[Records that describe figures]
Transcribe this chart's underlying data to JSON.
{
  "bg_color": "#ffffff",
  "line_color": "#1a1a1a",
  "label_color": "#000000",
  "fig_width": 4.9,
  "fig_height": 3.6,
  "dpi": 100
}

### WHAT THE TASK REQUIRES
Send back each record exactly as it stands.

### FULL RESPONSE
Transcribe this chart's underlying data to JSON.
{
  "bg_color": "#ffffff",
  "line_color": "#1a1a1a",
  "label_color": "#000000",
  "fig_width": 4.9,
  "fig_height": 3.6,
  "dpi": 100
}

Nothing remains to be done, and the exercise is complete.